- [Task objective]
In the personal account below, what was the original charge reduced to under the plea arrangement?
-- Start Reading passage --
He was charged with attempted rape but, before we went to court, it was downgraded to assault under a plea arrangement and we never went to trial.

And when I talked about it, again, the questions came. Why were you out walking so late? How were you walking? What were you wearing? Did you smile at him?

And again they meant: “What did you do wrong, so we can avoid the same mistake?” What action did you take, so this won’t happen to me? How do I help my loved one stay safe? How can I stay safe?

I wrote as much in my victim impact statement to the court, asking the judge why must the conversation immediately turn to my actions, instead of the most obvious one – why are men attacking women in the street? In their homes? In parks, and on public transport, and in taxis and on doctor’s examining tables?

A friend told me it’s because he thought they were not men. That they were animals. “How do you even begin to reason with an animal like that?”
-- End Reading passage --
-- Start Entries --
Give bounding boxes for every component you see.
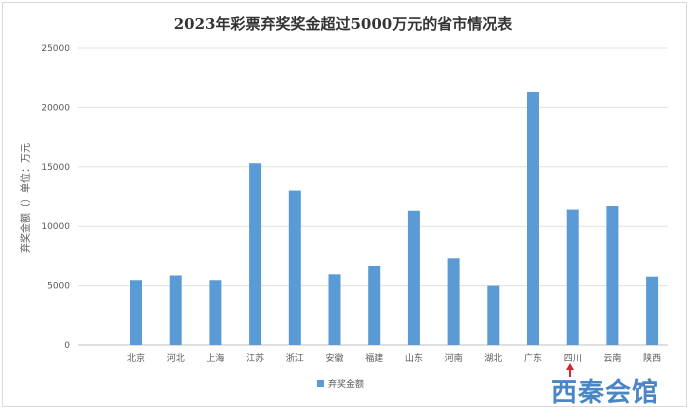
bar <box>249 163 262 345</box>
x-tick-label: 河北 <box>167 352 185 364</box>
bar <box>288 190 301 345</box>
arrow-icon <box>566 363 574 377</box>
chart-frame: 2023年彩票弃奖奖金超过5000万元的省市情况表 0 5000 10000 1500… <box>2 2 687 408</box>
y-tick-label: 0 <box>64 341 70 351</box>
y-tick-label: 20000 <box>41 103 70 113</box>
x-tick-label: 云南 <box>603 352 621 364</box>
legend-label: 弃奖金额 <box>328 378 364 390</box>
bar <box>209 280 222 345</box>
x-tick-label: 上海 <box>206 352 224 364</box>
x-tick-label: 山东 <box>405 352 423 364</box>
y-tick-label: 25000 <box>41 44 70 54</box>
legend: 弃奖金额 <box>317 378 364 390</box>
x-tick-label: 湖北 <box>484 353 502 364</box>
bar <box>130 280 142 345</box>
watermark-text: 西秦会馆 <box>551 377 659 408</box>
bar <box>566 209 579 345</box>
bar <box>606 206 619 345</box>
y-tick-label: 15000 <box>41 163 70 173</box>
x-tick-label: 广东 <box>524 352 542 364</box>
y-tick-label: 5000 <box>47 282 70 292</box>
x-tick-label: 江苏 <box>246 352 264 364</box>
watermark: 西秦会馆 <box>551 363 659 408</box>
legend-swatch <box>317 380 324 387</box>
bars <box>130 91 659 346</box>
chart-svg: 2023年彩票弃奖奖金超过5000万元的省市情况表 0 5000 10000 1500… <box>19 15 668 408</box>
x-tick-label: 陕西 <box>643 352 661 364</box>
bar <box>328 274 341 345</box>
y-axis-ticks: 0 5000 10000 15000 20000 25000 <box>41 44 70 351</box>
y-tick-label: 10000 <box>41 222 70 232</box>
bar <box>447 258 460 345</box>
y-axis-label: 弃奖金额（）单位：万元 <box>19 143 32 253</box>
x-axis-ticks: 北京 河北 上海 江苏 浙江 安徽 福建 山东 河南 湖北 广东 四川 云南 陕西 <box>127 352 661 364</box>
bar <box>407 210 420 345</box>
chart-title: 2023年彩票弃奖奖金超过5000万元的省市情况表 <box>174 15 513 33</box>
x-tick-label: 浙江 <box>286 352 304 364</box>
bar <box>646 276 659 345</box>
x-tick-label: 四川 <box>564 354 582 364</box>
bar <box>169 275 182 345</box>
x-tick-label: 河南 <box>445 352 463 364</box>
x-tick-label: 福建 <box>365 352 383 364</box>
bar <box>527 91 539 346</box>
bar <box>487 285 500 345</box>
bar <box>368 265 381 345</box>
x-tick-label: 安徽 <box>325 352 343 364</box>
x-tick-label: 北京 <box>127 352 145 364</box>
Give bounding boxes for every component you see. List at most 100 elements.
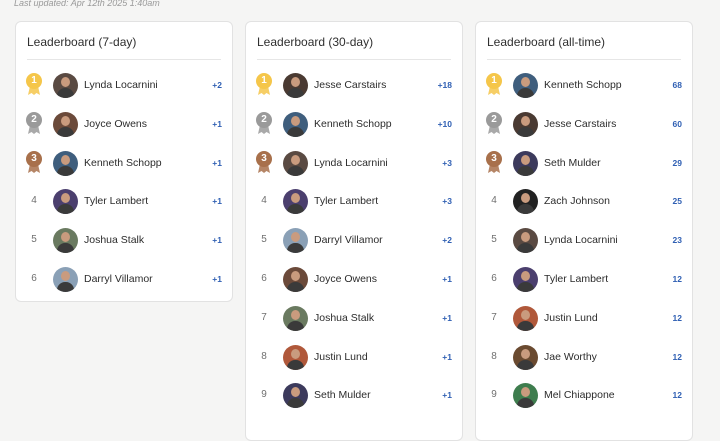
rank-number: 5 [491, 234, 497, 246]
silver-medal-icon: 2 [484, 111, 504, 135]
rank-number: 6 [491, 272, 497, 284]
member-name[interactable]: Mel Chiappone [544, 389, 615, 402]
leaderboard-row[interactable]: 2 Kenneth Schopp +10 [246, 105, 462, 144]
avatar[interactable] [513, 189, 538, 215]
avatar[interactable] [283, 111, 308, 137]
member-name[interactable]: Tyler Lambert [84, 195, 149, 208]
bronze-medal-icon: 3 [24, 150, 44, 174]
avatar[interactable] [53, 111, 78, 137]
leaderboard-row[interactable]: 3 Kenneth Schopp +1 [16, 144, 232, 183]
leaderboard-row[interactable]: 4 Tyler Lambert +1 [16, 182, 232, 221]
avatar[interactable] [283, 305, 308, 331]
leaderboard-row[interactable]: 7 Justin Lund 12 [476, 299, 692, 338]
avatar[interactable] [53, 73, 78, 98]
leaderboard-card-all-time: Leaderboard (all-time) 1 Kenneth Schopp 68… [475, 21, 693, 441]
rank-number: 8 [261, 350, 267, 362]
points-value: 23 [672, 235, 682, 246]
leaderboard-row[interactable]: 6 Darryl Villamor +1 [16, 260, 232, 299]
avatar[interactable] [513, 150, 538, 176]
rank-number: 4 [261, 195, 267, 207]
leaderboard-row[interactable]: 1 Jesse Carstairs +18 [246, 66, 462, 105]
divider [487, 59, 681, 60]
avatar[interactable] [513, 266, 538, 292]
rank-number: 6 [31, 272, 37, 284]
leaderboard-row[interactable]: 4 Tyler Lambert +3 [246, 182, 462, 221]
avatar[interactable] [53, 228, 78, 254]
member-name[interactable]: Justin Lund [544, 311, 598, 324]
member-name[interactable]: Joyce Owens [314, 272, 378, 285]
divider [27, 59, 221, 60]
leaderboard-row[interactable]: 4 Zach Johnson 25 [476, 182, 692, 221]
rank-number: 2 [261, 113, 267, 125]
leaderboard-list: 1 Jesse Carstairs +18 2 Kenneth Schopp +10 3 Ly… [246, 66, 462, 415]
member-name[interactable]: Seth Mulder [544, 156, 601, 169]
leaderboard-row[interactable]: 3 Lynda Locarnini +3 [246, 144, 462, 183]
points-value: 68 [672, 80, 682, 90]
gold-medal-icon: 1 [254, 72, 274, 96]
points-value: +1 [212, 196, 222, 207]
rank-number: 8 [491, 350, 497, 362]
leaderboard-row[interactable]: 3 Seth Mulder 29 [476, 144, 692, 183]
avatar[interactable] [283, 150, 308, 176]
points-value: +1 [442, 312, 452, 323]
leaderboard-row[interactable]: 8 Jae Worthy 12 [476, 338, 692, 377]
leaderboard-row[interactable]: 5 Lynda Locarnini 23 [476, 221, 692, 260]
leaderboard-row[interactable]: 1 Lynda Locarnini +2 [16, 66, 232, 105]
silver-medal-icon: 2 [254, 111, 274, 135]
avatar[interactable] [283, 73, 308, 98]
avatar[interactable] [513, 73, 538, 98]
member-name[interactable]: Jesse Carstairs [314, 79, 387, 91]
avatar[interactable] [513, 111, 538, 137]
leaderboard-row[interactable]: 6 Tyler Lambert 12 [476, 260, 692, 299]
avatar[interactable] [513, 305, 538, 331]
member-name[interactable]: Darryl Villamor [84, 272, 153, 285]
rank-number: 4 [31, 195, 37, 207]
member-name[interactable]: Lynda Locarnini [84, 79, 158, 91]
avatar[interactable] [283, 228, 308, 254]
member-name[interactable]: Lynda Locarnini [314, 156, 388, 169]
avatar[interactable] [513, 383, 538, 409]
avatar[interactable] [283, 383, 308, 409]
member-name[interactable]: Kenneth Schopp [84, 156, 162, 169]
points-value: +18 [437, 80, 452, 90]
member-name[interactable]: Lynda Locarnini [544, 234, 618, 247]
avatar[interactable] [283, 189, 308, 215]
member-name[interactable]: Tyler Lambert [544, 272, 609, 285]
avatar[interactable] [53, 266, 78, 292]
leaderboard-row[interactable]: 8 Justin Lund +1 [246, 338, 462, 377]
leaderboard-row[interactable]: 5 Darryl Villamor +2 [246, 221, 462, 260]
gold-medal-icon: 1 [24, 72, 44, 96]
leaderboard-row[interactable]: 6 Joyce Owens +1 [246, 260, 462, 299]
member-name[interactable]: Darryl Villamor [314, 234, 383, 247]
member-name[interactable]: Jesse Carstairs [544, 117, 617, 130]
avatar[interactable] [283, 266, 308, 292]
avatar[interactable] [283, 344, 308, 370]
member-name[interactable]: Justin Lund [314, 350, 368, 363]
avatar[interactable] [53, 150, 78, 176]
member-name[interactable]: Zach Johnson [544, 195, 610, 208]
points-value: +10 [437, 118, 452, 129]
points-value: +2 [442, 235, 452, 246]
leaderboard-row[interactable]: 2 Joyce Owens +1 [16, 105, 232, 144]
silver-medal-icon: 2 [24, 111, 44, 135]
points-value: 12 [672, 312, 682, 323]
leaderboard-row[interactable]: 9 Mel Chiappone 12 [476, 376, 692, 415]
member-name[interactable]: Tyler Lambert [314, 195, 379, 208]
leaderboard-row[interactable]: 1 Kenneth Schopp 68 [476, 66, 692, 105]
avatar[interactable] [513, 344, 538, 370]
member-name[interactable]: Joshua Stalk [314, 311, 375, 324]
leaderboard-list: 1 Kenneth Schopp 68 2 Jesse Carstairs 60 3 Seth… [476, 66, 692, 415]
leaderboard-row[interactable]: 5 Joshua Stalk +1 [16, 221, 232, 260]
member-name[interactable]: Joyce Owens [84, 117, 148, 130]
member-name[interactable]: Jae Worthy [544, 350, 597, 363]
avatar[interactable] [513, 228, 538, 254]
leaderboard-row[interactable]: 9 Seth Mulder +1 [246, 376, 462, 415]
leaderboard-row[interactable]: 2 Jesse Carstairs 60 [476, 105, 692, 144]
member-name[interactable]: Joshua Stalk [84, 234, 145, 247]
leaderboard-row[interactable]: 7 Joshua Stalk +1 [246, 299, 462, 338]
member-name[interactable]: Seth Mulder [314, 389, 371, 402]
member-name[interactable]: Kenneth Schopp [544, 79, 622, 91]
avatar[interactable] [53, 189, 78, 215]
member-name[interactable]: Kenneth Schopp [314, 117, 392, 130]
rank-number: 5 [31, 234, 37, 246]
-- End Entries --
- [Solution for this exercise]
Assault.